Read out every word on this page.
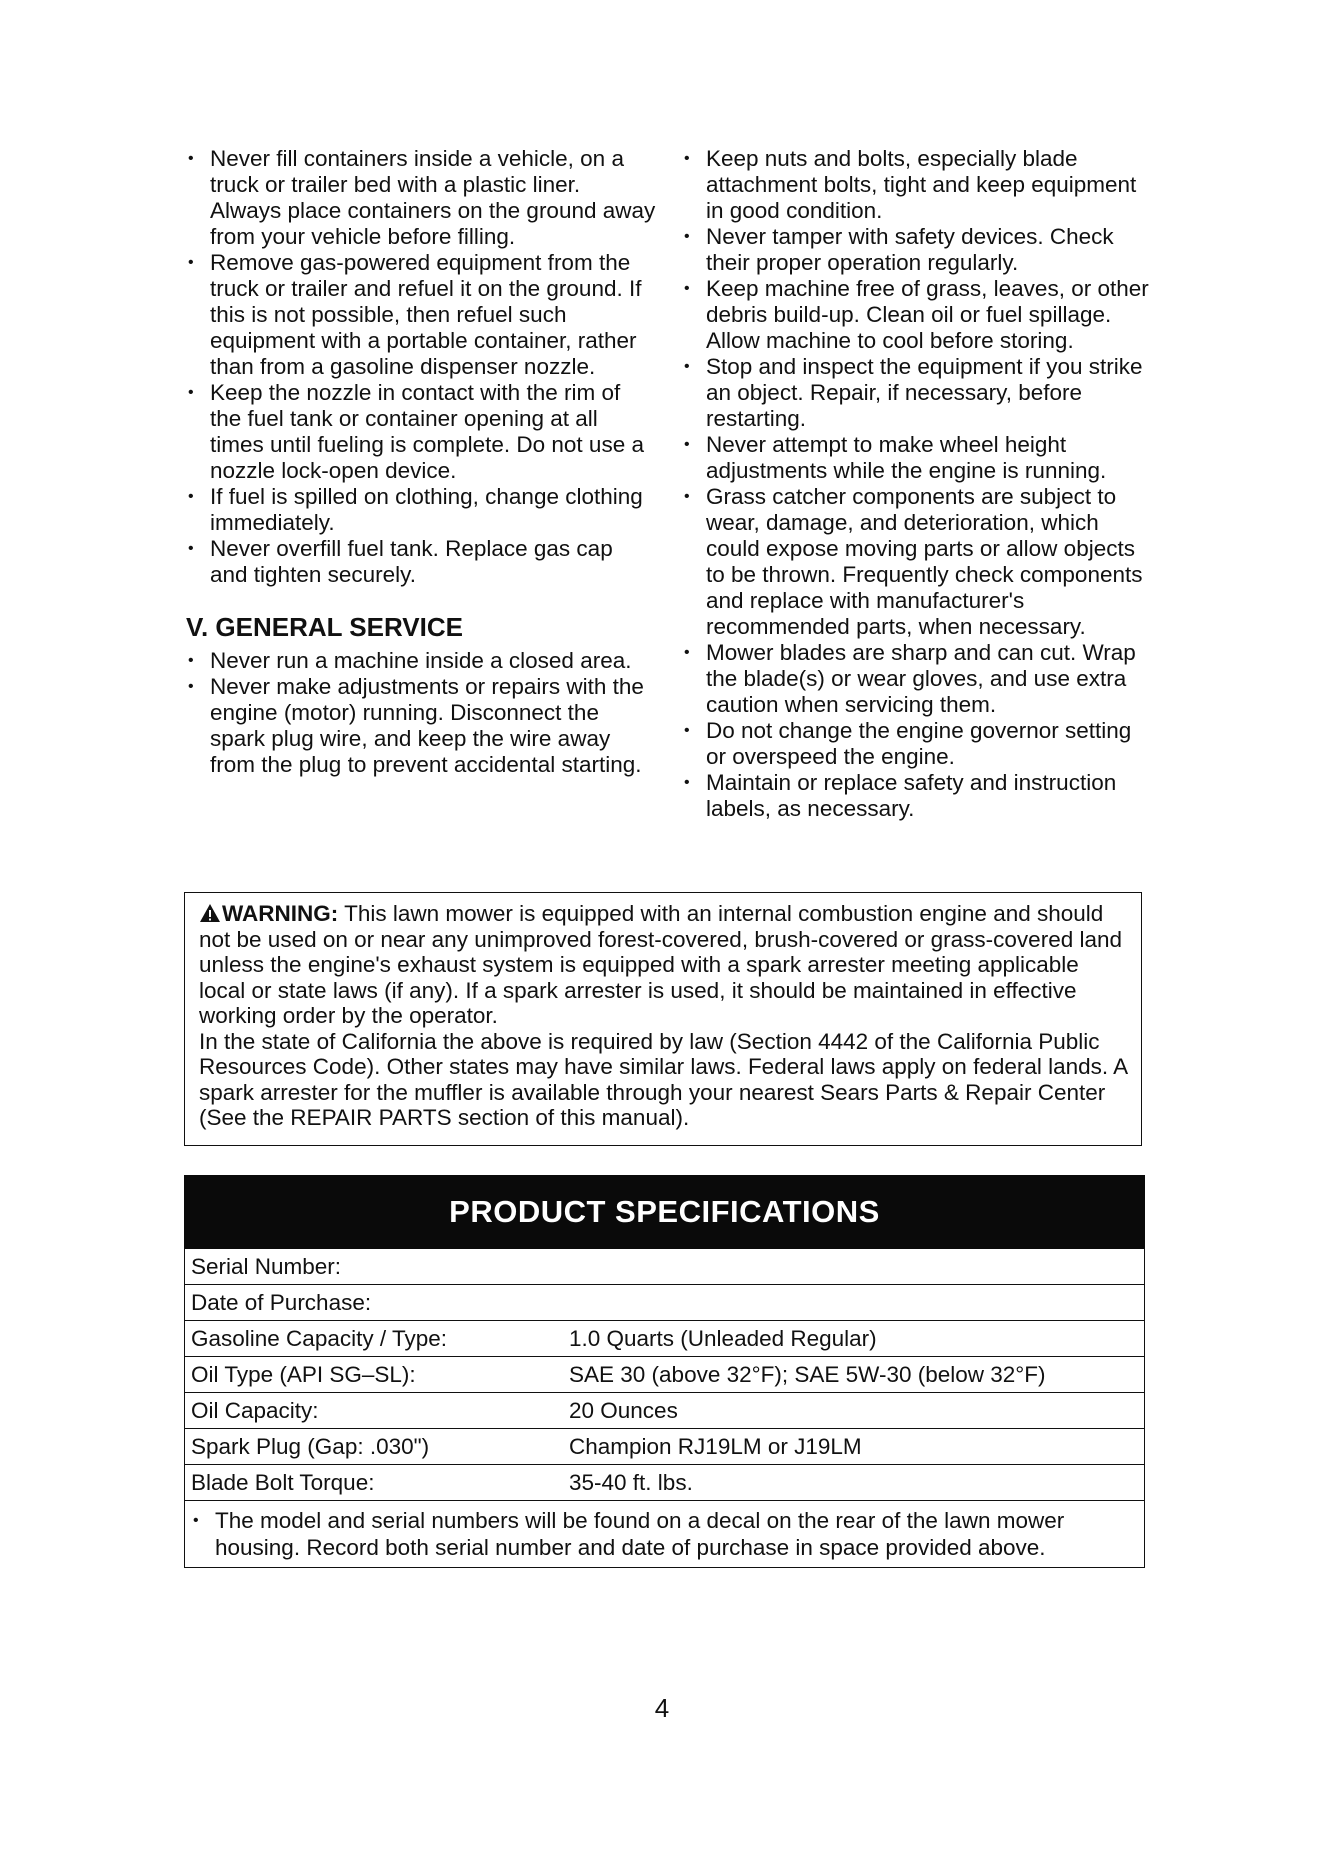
• Never fill containers inside a vehicle, on a truck or trailer bed with a plastic liner. Always place containers on the ground away from your vehicle before filling.
• Remove gas-powered equipment from the truck or trailer and refuel it on the ground. If this is not possible, then refuel such equipment with a portable container, rather than from a gasoline dispenser nozzle.
• Keep the nozzle in contact with the rim of the fuel tank or container opening at all times until fueling is complete. Do not use a nozzle lock-open device.
• If fuel is spilled on clothing, change clothing immediately.
• Never overfill fuel tank. Replace gas cap and tighten securely.
V. GENERAL SERVICE
• Never run a machine inside a closed area.
• Never make adjustments or repairs with the engine (motor) running. Disconnect the spark plug wire, and keep the wire away from the plug to prevent accidental starting.
• Keep nuts and bolts, especially blade attachment bolts, tight and keep equipment in good condition.
• Never tamper with safety devices. Check their proper operation regularly.
• Keep machine free of grass, leaves, or other debris build-up. Clean oil or fuel spillage. Allow machine to cool before storing.
• Stop and inspect the equipment if you strike an object. Repair, if necessary, before restarting.
• Never attempt to make wheel height adjustments while the engine is running.
• Grass catcher components are subject to wear, damage, and deterioration, which could expose moving parts or allow objects to be thrown. Frequently check components and replace with manufacturer's recommended parts, when necessary.
• Mower blades are sharp and can cut. Wrap the blade(s) or wear gloves, and use extra caution when servicing them.
• Do not change the engine governor setting or overspeed the engine.
• Maintain or replace safety and instruction labels, as necessary.

WARNING: This lawn mower is equipped with an internal combustion engine and should not be used on or near any unimproved forest-covered, brush-covered or grass-covered land unless the engine's exhaust system is equipped with a spark arrester meeting applicable local or state laws (if any). If a spark arrester is used, it should be maintained in effective working order by the operator.

In the state of California the above is required by law (Section 4442 of the California Public Resources Code). Other states may have similar laws. Federal laws apply on federal lands. A spark arrester for the muffler is available through your nearest Sears Parts & Repair Center (See the REPAIR PARTS section of this manual).

PRODUCT SPECIFICATIONS
Serial Number:
Date of Purchase:
Gasoline Capacity / Type:	1.0 Quarts (Unleaded Regular)
Oil Type (API SG–SL):	SAE 30 (above 32°F); SAE 5W-30 (below 32°F)
Oil Capacity:	20 Ounces
Spark Plug (Gap: .030")	Champion RJ19LM or J19LM
Blade Bolt Torque:	35-40 ft. lbs.
• The model and serial numbers will be found on a decal on the rear of the lawn mower housing. Record both serial number and date of purchase in space provided above.
4
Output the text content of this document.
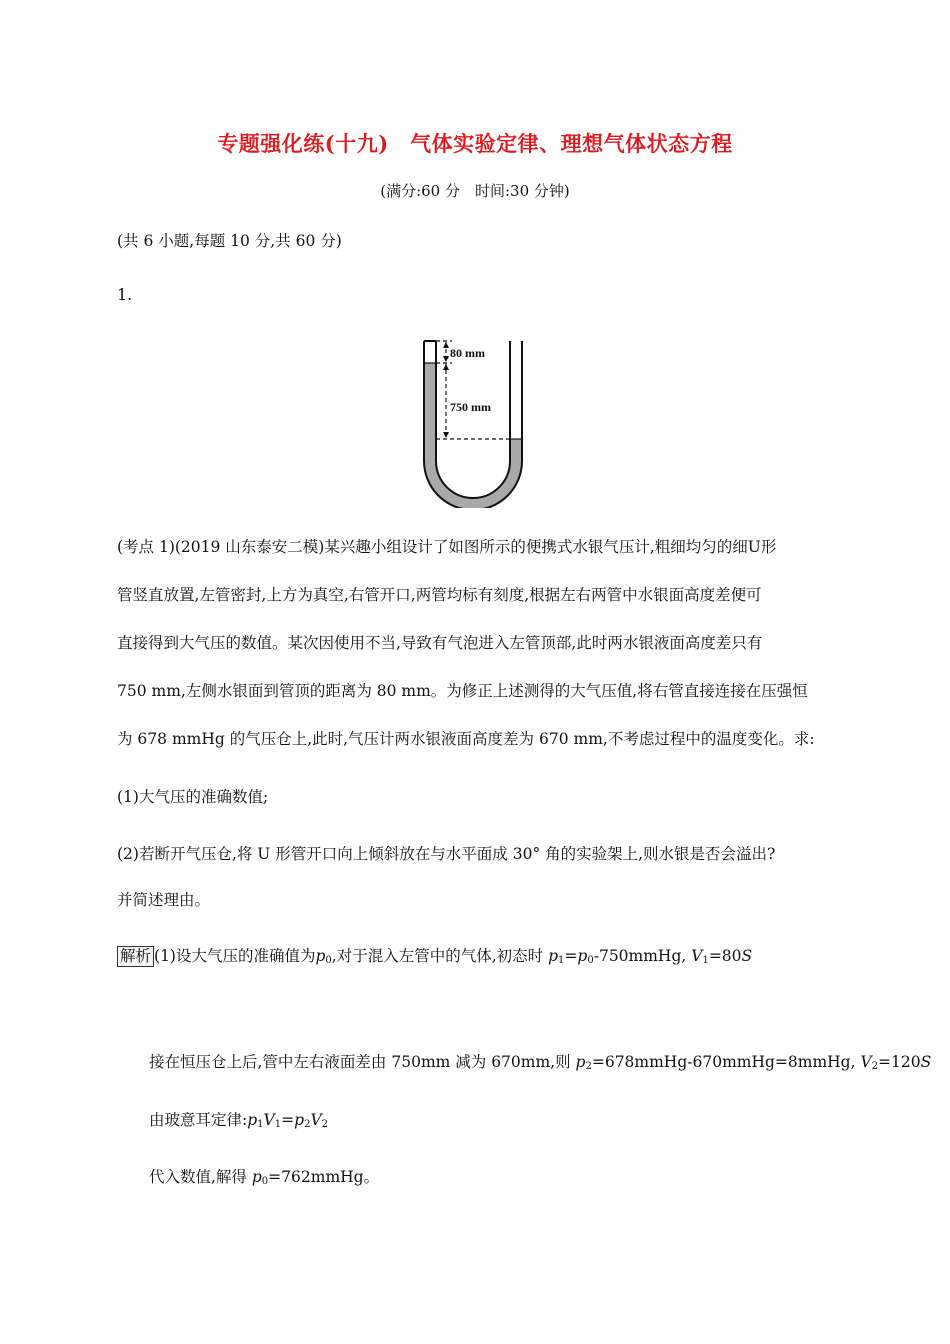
专题强化练(十九)　气体实验定律、理想气体状态方程
(满分:60 分　时间:30 分钟)
(共 6 小题,每题 10 分,共 60 分)
1.
80 mm
750 mm
(考点 1)(2019 山东泰安二模)某兴趣小组设计了如图所示的便携式水银气压计,粗细均匀的细U形
管竖直放置,左管密封,上方为真空,右管开口,两管均标有刻度,根据左右两管中水银面高度差便可
直接得到大气压的数值。某次因使用不当,导致有气泡进入左管顶部,此时两水银液面高度差只有
750 mm,左侧水银面到管顶的距离为 80 mm。为修正上述测得的大气压值,将右管直接连接在压强恒
为 678 mmHg 的气压仓上,此时,气压计两水银液面高度差为 670 mm,不考虑过程中的温度变化。求:
(1)大气压的准确数值;
(2)若断开气压仓,将 U 形管开口向上倾斜放在与水平面成 30° 角的实验架上,则水银是否会溢出?
并简述理由。
解析 (1)设大气压的准确值为$p_0$,对于混入左管中的气体,初态时 $p_1=p_0-750mmHg$, $V_1=80S$
接在恒压仓上后,管中左右液面差由 750mm 减为 670mm,则 $p_2=678mmHg-670mmHg=8mmHg$, $V_2=120S$
由玻意耳定律$:p_1V_1=p_2V_2$
代入数值,解得 $p_0=762mmHg$。
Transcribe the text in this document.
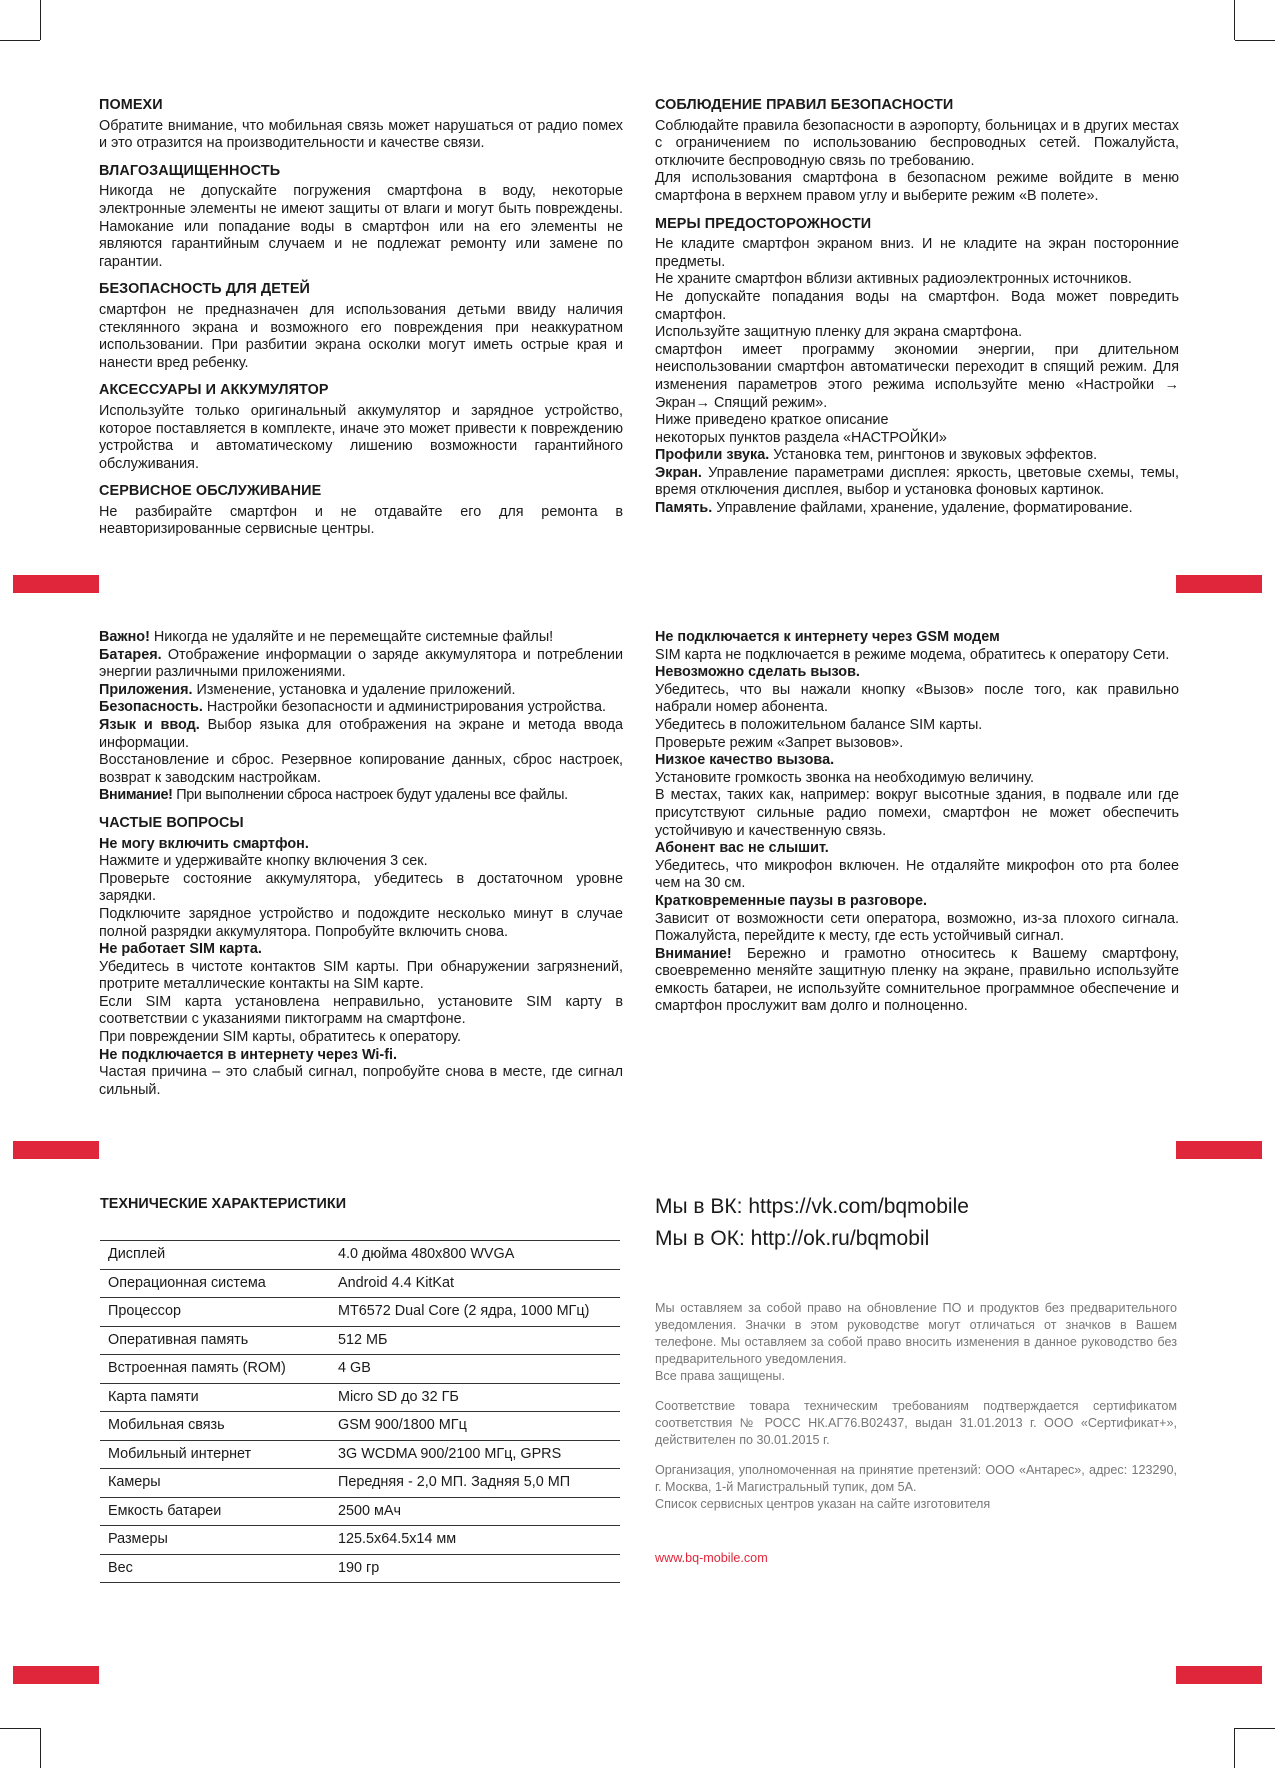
ПОМЕХИ

Обратите внимание, что мобильная связь может нарушаться от радио помех и это отразится на производительности и качестве связи.

ВЛАГОЗАЩИЩЕННОСТЬ

Никогда не допускайте погружения смартфона в воду, некоторые электронные элементы не имеют защиты от влаги и могут быть повреждены. Намокание или попадание воды в смартфон или на его элементы не являются гарантийным случаем и не подлежат ремонту или замене по гарантии.

БЕЗОПАСНОСТЬ ДЛЯ ДЕТЕЙ

смартфон не предназначен для использования детьми ввиду наличия стеклянного экрана и возможного его повреждения при неаккуратном использовании. При разбитии экрана осколки могут иметь острые края и нанести вред ребенку.

АКСЕССУАРЫ И АККУМУЛЯТОР

Используйте только оригинальный аккумулятор и зарядное устройство, которое поставляется в комплекте, иначе это может привести к повреждению устройства и автоматическому лишению возможности гарантийного обслуживания.

СЕРВИСНОЕ ОБСЛУЖИВАНИЕ

Не разбирайте смартфон и не отдавайте его для ремонта в неавторизированные сервисные центры.

СОБЛЮДЕНИЕ ПРАВИЛ БЕЗОПАСНОСТИ

Соблюдайте правила безопасности в аэропорту, больницах и в других местах с ограничением по использованию беспроводных сетей. Пожалуйста, отключите беспроводную связь по требованию.

Для использования смартфона в безопасном режиме войдите в меню смартфона в верхнем правом углу и выберите режим «В полете».

МЕРЫ ПРЕДОСТОРОЖНОСТИ

Не кладите смартфон экраном вниз. И не кладите на экран посторонние предметы.

Не храните смартфон вблизи активных радиоэлектронных источников.

Не допускайте попадания воды на смартфон. Вода может повредить смартфон.

Используйте защитную пленку для экрана смартфона.

смартфон имеет программу экономии энергии, при длительном неиспользовании смартфон автоматически переходит в спящий режим. Для изменения параметров этого режима используйте меню «Настройки → Экран→ Спящий режим».

Ниже приведено краткое описание

некоторых пунктов раздела «НАСТРОЙКИ»

Профили звука. Установка тем, рингтонов и звуковых эффектов.

Экран. Управление параметрами дисплея: яркость, цветовые схемы, темы, время отключения дисплея, выбор и установка фоновых картинок.

Память. Управление файлами, хранение, удаление, форматирование.

Важно! Никогда не удаляйте и не перемещайте системные файлы!

Батарея. Отображение информации о заряде аккумулятора и потреблении энергии различными приложениями.

Приложения. Изменение, установка и удаление приложений.

Безопасность. Настройки безопасности и администрирования устройства.

Язык и ввод. Выбор языка для отображения на экране и метода ввода информации.

Восстановление и сброс. Резервное копирование данных, сброс настроек, возврат к заводским настройкам.

Внимание! При выполнении сброса настроек будут удалены все файлы.

ЧАСТЫЕ ВОПРОСЫ

Не могу включить смартфон.

Нажмите и удерживайте кнопку включения 3 сек.

Проверьте состояние аккумулятора, убедитесь в достаточном уровне зарядки.

Подключите зарядное устройство и подождите несколько минут в случае полной разрядки аккумулятора. Попробуйте включить снова.

Не работает SIM карта.

Убедитесь в чистоте контактов SIM карты. При обнаружении загрязнений, протрите металлические контакты на SIM карте.

Если SIM карта установлена неправильно, установите SIM карту в соответствии с указаниями пиктограмм на смартфоне.

При повреждении SIM карты, обратитесь к оператору.

Не подключается в интернету через Wi-fi.

Частая причина – это слабый сигнал, попробуйте снова в месте, где сигнал сильный.

Не подключается к интернету через GSM модем

SIM карта не подключается в режиме модема, обратитесь к оператору Сети.

Невозможно сделать вызов.

Убедитесь, что вы нажали кнопку «Вызов» после того, как правильно набрали номер абонента.

Убедитесь в положительном балансе SIM карты.

Проверьте режим «Запрет вызовов».

Низкое качество вызова.

Установите громкость звонка на необходимую величину.

В местах, таких как, например: вокруг высотные здания, в подвале или где присутствуют сильные радио помехи, смартфон не может обеспечить устойчивую и качественную связь.

Абонент вас не слышит.

Убедитесь, что микрофон включен. Не отдаляйте микрофон ото рта более чем на 30 см.

Кратковременные паузы в разговоре.

Зависит от возможности сети оператора, возможно, из-за плохого сигнала. Пожалуйста, перейдите к месту, где есть устойчивый сигнал.

Внимание! Бережно и грамотно относитесь к Вашему смартфону, своевременно меняйте защитную пленку на экране, правильно используйте емкость батареи, не используйте сомнительное программное обеспечение и смартфон прослужит вам долго и полноценно.

ТЕХНИЧЕСКИЕ ХАРАКТЕРИСТИКИ
Дисплей	4.0 дюйма 480x800 WVGA
Операционная система	Android 4.4 KitKat
Процессор	MT6572 Dual Core (2 ядра, 1000 МГц)
Оперативная память	512 МБ
Встроенная память (ROM)	4 GB
Карта памяти	Micro SD до 32 ГБ
Мобильная связь	GSM 900/1800 МГц
Мобильный интернет	3G WCDMA 900/2100 МГц, GPRS
Камеры	Передняя - 2,0 МП. Задняя 5,0 МП
Емкость батареи	2500 мАч
Размеры	125.5x64.5x14 мм
Вес	190 гр

Мы в ВК: https://vk.com/bqmobile

Мы в ОК: http://ok.ru/bqmobil

Мы оставляем за собой право на обновление ПО и продуктов без предварительного уведомления. Значки в этом руководстве могут отличаться от значков в Вашем телефоне. Мы оставляем за собой право вносить изменения в данное руководство без предварительного уведомления.

Все права защищены.

Соответствие товара техническим требованиям подтверждается сертификатом соответствия № РОСС НК.АГ76.В02437, выдан 31.01.2013 г. ООО «Сертификат+», действителен по 30.01.2015 г.

Организация, уполномоченная на принятие претензий: ООО «Антарес», адрес: 123290, г. Москва, 1-й Магистральный тупик, дом 5А.

Список сервисных центров указан на сайте изготовителя

www.bq-mobile.com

—————

**Your goal**: Which lines of the data above contain "использования"? Copy each one.

**Task output**:
смартфон не предназначен для использования детьми ввиду наличия стеклянного экрана и возможного его повреждения при неаккуратном использовании. При разбитии экрана осколки могут иметь острые края и нанести вред ребенку.
Для использования смартфона в безопасном режиме войдите в меню смартфона в верхнем правом углу и выберите режим «В полете».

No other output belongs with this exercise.